» **TASK GOAL**:
Count every line of the listing where the string "game" occurs, and reply with the count alone.

» **RECORDS SHOWN**:

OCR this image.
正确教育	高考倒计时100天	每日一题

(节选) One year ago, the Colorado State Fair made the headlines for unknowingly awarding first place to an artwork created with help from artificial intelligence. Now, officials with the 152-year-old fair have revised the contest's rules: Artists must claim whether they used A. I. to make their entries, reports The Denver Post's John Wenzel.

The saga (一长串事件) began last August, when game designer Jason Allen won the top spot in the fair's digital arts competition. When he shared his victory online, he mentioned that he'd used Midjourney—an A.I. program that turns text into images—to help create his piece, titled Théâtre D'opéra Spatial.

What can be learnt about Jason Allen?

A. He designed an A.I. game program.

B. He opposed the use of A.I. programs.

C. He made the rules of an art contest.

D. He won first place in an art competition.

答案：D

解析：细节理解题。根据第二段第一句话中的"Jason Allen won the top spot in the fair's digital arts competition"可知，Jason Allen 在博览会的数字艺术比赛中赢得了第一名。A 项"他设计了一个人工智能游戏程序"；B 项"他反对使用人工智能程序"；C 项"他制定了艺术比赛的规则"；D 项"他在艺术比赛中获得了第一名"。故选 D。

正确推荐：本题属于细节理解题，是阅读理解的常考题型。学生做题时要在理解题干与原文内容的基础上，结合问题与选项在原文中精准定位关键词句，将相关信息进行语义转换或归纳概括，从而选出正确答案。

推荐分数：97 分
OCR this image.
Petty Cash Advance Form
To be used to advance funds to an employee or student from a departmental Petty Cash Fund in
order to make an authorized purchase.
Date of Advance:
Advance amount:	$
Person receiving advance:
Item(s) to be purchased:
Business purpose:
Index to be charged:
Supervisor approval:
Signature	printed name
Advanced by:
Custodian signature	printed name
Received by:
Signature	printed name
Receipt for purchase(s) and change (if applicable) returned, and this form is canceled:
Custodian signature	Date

» **THE REPLY**:
2